→ WHAT TO WORK ON: Below are some records. Pull every line that contains the word "PIÈCES".

→ EXTRACTED RECORDS:

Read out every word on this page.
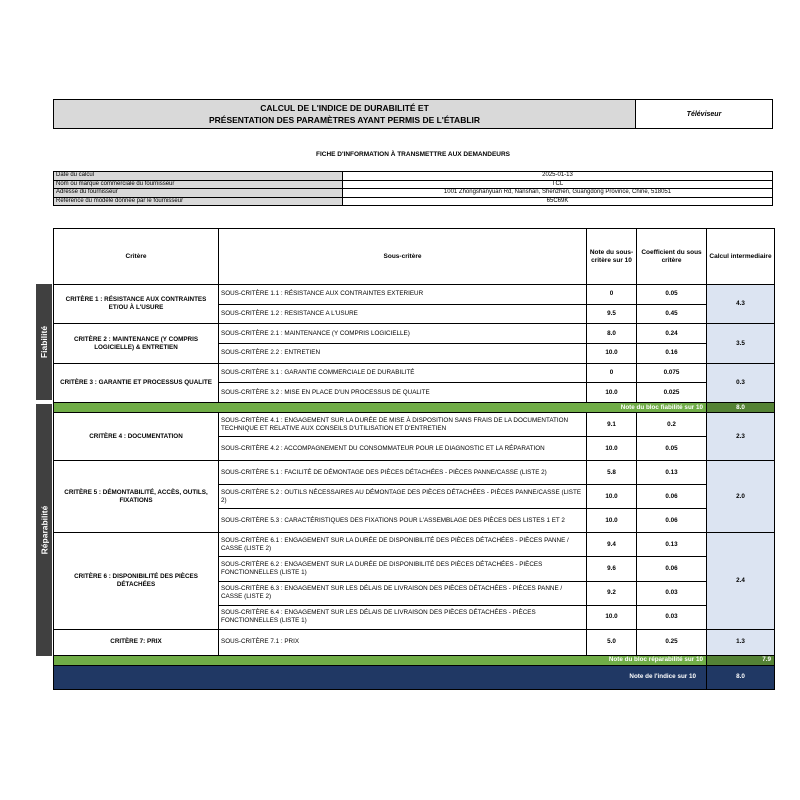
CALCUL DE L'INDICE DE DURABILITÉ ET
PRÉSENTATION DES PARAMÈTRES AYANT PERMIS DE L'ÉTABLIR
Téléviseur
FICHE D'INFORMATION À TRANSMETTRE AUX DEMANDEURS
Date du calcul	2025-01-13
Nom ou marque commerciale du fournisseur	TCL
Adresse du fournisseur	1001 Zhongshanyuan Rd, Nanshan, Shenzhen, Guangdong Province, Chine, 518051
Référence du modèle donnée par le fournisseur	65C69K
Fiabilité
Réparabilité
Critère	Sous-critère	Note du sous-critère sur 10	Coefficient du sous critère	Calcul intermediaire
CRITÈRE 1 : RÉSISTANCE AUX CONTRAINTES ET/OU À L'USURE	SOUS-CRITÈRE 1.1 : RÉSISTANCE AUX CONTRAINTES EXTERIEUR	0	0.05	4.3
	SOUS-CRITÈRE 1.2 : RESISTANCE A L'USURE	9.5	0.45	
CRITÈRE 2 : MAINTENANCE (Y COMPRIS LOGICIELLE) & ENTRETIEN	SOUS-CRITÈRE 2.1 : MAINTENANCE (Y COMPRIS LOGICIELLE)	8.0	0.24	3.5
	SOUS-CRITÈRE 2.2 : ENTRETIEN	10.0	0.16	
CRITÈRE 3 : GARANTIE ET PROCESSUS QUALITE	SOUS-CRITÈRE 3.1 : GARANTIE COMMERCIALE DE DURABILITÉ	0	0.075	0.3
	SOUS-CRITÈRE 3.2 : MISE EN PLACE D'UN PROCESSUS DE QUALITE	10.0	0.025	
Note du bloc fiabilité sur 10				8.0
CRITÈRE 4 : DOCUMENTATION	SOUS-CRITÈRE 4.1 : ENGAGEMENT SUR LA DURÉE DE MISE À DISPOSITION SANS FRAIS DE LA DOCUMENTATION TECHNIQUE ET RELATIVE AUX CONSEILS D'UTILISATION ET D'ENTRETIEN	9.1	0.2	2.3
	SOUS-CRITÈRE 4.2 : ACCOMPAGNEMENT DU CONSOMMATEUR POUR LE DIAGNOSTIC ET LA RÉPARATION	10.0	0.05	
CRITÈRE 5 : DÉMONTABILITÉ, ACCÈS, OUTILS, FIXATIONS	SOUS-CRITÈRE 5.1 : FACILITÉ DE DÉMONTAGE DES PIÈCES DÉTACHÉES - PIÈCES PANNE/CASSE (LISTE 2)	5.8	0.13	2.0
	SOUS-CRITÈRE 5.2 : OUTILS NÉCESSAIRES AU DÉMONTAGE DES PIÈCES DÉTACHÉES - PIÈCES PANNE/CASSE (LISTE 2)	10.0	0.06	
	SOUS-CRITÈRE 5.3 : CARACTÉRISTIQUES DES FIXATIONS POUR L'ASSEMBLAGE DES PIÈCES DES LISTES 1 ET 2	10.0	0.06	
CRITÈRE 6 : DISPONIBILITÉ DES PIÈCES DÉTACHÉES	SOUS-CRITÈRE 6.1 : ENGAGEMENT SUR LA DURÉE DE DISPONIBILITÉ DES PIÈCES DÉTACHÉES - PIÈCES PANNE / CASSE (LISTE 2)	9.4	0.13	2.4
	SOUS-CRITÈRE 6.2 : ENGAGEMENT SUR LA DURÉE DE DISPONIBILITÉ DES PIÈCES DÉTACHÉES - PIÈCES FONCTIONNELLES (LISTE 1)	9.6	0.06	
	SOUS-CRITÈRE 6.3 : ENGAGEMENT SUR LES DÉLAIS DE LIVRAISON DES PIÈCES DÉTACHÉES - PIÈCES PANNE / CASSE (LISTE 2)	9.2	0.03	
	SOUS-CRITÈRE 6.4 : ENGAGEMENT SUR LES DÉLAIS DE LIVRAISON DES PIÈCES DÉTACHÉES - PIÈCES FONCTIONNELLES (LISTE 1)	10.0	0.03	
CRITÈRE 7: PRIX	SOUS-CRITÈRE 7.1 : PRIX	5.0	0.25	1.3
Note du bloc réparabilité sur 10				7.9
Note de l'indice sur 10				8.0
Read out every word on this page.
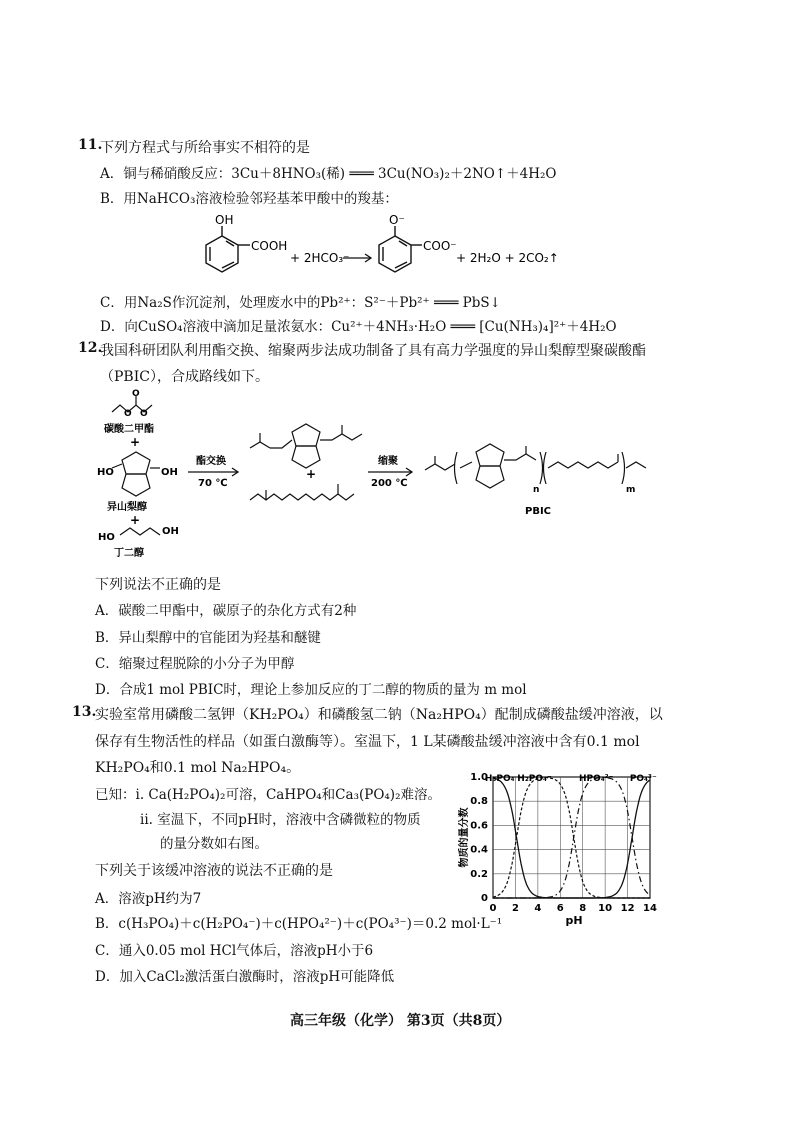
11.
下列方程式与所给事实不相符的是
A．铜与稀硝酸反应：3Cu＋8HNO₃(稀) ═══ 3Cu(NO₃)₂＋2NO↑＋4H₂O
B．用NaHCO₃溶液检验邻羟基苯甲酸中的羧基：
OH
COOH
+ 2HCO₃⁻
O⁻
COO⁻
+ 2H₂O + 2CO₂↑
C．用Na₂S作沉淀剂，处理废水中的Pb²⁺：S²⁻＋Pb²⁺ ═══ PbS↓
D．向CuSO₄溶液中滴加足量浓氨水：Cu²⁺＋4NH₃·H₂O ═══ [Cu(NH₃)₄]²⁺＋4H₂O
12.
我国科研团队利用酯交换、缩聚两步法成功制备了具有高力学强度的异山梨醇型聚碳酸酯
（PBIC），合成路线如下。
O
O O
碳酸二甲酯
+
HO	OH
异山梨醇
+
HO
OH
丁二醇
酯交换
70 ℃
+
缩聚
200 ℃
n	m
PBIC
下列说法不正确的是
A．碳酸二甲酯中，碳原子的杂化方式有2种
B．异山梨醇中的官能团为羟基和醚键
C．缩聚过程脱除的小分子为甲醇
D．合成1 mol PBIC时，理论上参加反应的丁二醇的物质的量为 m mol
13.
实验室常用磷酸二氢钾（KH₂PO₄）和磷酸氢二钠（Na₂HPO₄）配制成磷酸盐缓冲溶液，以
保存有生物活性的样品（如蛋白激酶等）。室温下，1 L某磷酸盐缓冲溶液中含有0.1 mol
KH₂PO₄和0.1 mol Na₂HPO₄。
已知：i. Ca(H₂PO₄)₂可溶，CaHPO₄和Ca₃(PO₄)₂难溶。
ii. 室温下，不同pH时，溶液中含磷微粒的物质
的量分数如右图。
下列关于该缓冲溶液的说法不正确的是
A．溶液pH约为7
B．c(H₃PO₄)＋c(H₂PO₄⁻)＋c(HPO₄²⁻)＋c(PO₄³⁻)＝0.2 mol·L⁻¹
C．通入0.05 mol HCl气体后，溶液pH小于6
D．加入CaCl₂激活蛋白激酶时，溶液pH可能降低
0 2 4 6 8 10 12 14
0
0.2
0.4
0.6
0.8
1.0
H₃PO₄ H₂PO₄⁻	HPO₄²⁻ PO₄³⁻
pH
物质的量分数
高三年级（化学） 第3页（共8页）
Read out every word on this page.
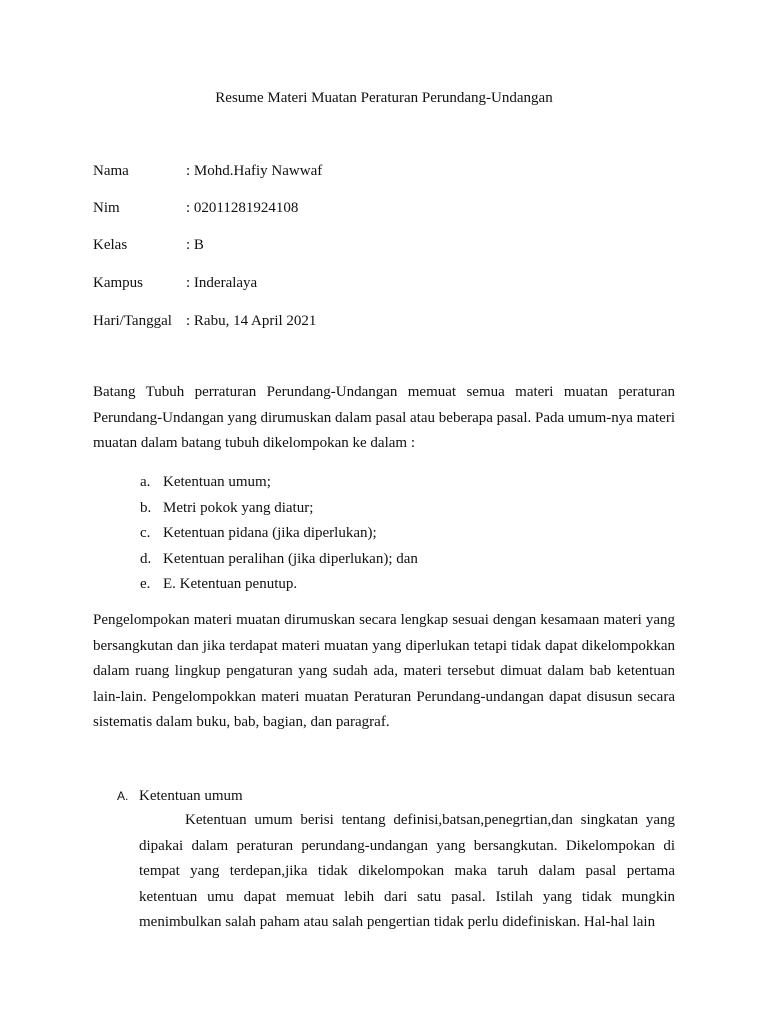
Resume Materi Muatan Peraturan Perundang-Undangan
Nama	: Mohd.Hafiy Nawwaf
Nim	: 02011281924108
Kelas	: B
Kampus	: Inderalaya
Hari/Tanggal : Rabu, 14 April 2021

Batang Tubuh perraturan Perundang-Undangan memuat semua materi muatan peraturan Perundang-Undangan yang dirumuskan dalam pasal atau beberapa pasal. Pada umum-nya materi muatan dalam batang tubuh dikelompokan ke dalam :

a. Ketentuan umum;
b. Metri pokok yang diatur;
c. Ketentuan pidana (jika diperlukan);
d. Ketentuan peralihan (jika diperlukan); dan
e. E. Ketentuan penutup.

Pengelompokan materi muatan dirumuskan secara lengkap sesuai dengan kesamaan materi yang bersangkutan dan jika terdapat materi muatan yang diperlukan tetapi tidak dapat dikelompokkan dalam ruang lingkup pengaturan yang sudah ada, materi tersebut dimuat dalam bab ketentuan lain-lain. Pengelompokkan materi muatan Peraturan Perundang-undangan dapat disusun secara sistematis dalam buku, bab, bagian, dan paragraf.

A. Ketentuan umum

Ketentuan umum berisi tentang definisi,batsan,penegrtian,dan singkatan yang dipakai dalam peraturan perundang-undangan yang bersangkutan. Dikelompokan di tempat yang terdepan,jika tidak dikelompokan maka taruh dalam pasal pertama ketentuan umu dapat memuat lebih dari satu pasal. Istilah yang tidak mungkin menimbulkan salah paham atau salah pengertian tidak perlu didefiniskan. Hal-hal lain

---

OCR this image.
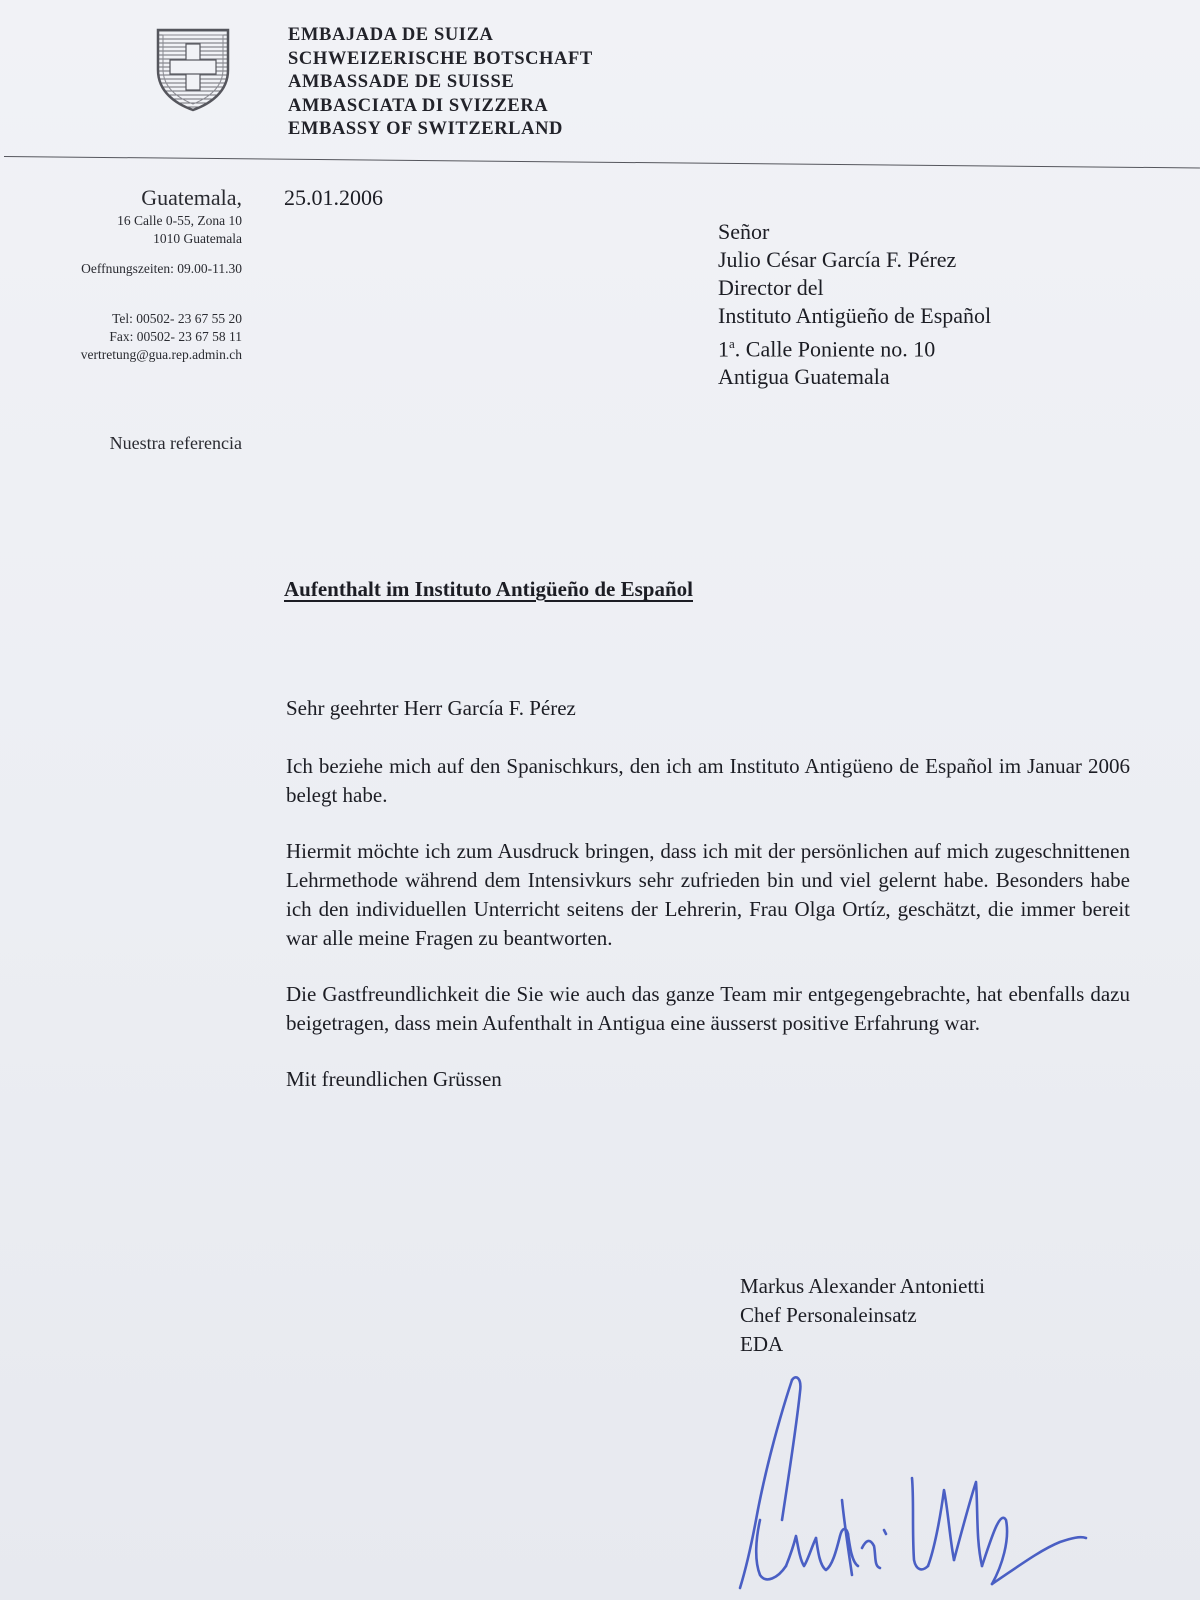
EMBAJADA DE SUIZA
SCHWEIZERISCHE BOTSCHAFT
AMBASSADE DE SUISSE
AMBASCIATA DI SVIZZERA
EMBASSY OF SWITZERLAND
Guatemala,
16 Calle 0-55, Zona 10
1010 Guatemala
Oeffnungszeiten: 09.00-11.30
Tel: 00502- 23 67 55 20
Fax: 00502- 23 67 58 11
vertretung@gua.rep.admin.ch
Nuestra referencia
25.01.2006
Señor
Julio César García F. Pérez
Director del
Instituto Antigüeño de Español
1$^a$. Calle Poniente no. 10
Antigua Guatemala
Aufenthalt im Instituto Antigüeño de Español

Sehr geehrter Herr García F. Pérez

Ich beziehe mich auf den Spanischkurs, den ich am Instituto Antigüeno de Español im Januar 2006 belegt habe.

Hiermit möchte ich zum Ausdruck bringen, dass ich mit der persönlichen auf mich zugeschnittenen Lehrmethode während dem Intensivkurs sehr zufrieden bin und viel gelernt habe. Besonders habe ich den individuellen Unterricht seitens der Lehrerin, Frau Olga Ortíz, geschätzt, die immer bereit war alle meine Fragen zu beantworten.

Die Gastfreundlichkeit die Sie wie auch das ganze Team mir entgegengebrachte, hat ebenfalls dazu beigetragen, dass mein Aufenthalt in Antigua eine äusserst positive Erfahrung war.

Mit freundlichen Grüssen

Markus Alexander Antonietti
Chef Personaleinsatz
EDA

→ TASK RESULT:
CRITÈRE 5 : DÉMONTABILITÉ, ACCÈS, OUTILS, FIXATIONS	SOUS-CRITÈRE 5.1 : FACILITÉ DE DÉMONTAGE DES PIÈCES DÉTACHÉES - PIÈCES PANNE/CASSE (LISTE 2)	5.8	0.13	2.0
	SOUS-CRITÈRE 5.2 : OUTILS NÉCESSAIRES AU DÉMONTAGE DES PIÈCES DÉTACHÉES - PIÈCES PANNE/CASSE (LISTE 2)	10.0	0.06	
	SOUS-CRITÈRE 5.3 : CARACTÉRISTIQUES DES FIXATIONS POUR L'ASSEMBLAGE DES PIÈCES DES LISTES 1 ET 2	10.0	0.06	
CRITÈRE 6 : DISPONIBILITÉ DES PIÈCES DÉTACHÉES	SOUS-CRITÈRE 6.1 : ENGAGEMENT SUR LA DURÉE DE DISPONIBILITÉ DES PIÈCES DÉTACHÉES - PIÈCES PANNE / CASSE (LISTE 2)	9.4	0.13	2.4
	SOUS-CRITÈRE 6.2 : ENGAGEMENT SUR LA DURÉE DE DISPONIBILITÉ DES PIÈCES DÉTACHÉES - PIÈCES FONCTIONNELLES (LISTE 1)	9.6	0.06	
	SOUS-CRITÈRE 6.3 : ENGAGEMENT SUR LES DÉLAIS DE LIVRAISON DES PIÈCES DÉTACHÉES - PIÈCES PANNE / CASSE (LISTE 2)	9.2	0.03	
	SOUS-CRITÈRE 6.4 : ENGAGEMENT SUR LES DÉLAIS DE LIVRAISON DES PIÈCES DÉTACHÉES - PIÈCES FONCTIONNELLES (LISTE 1)	10.0	0.03	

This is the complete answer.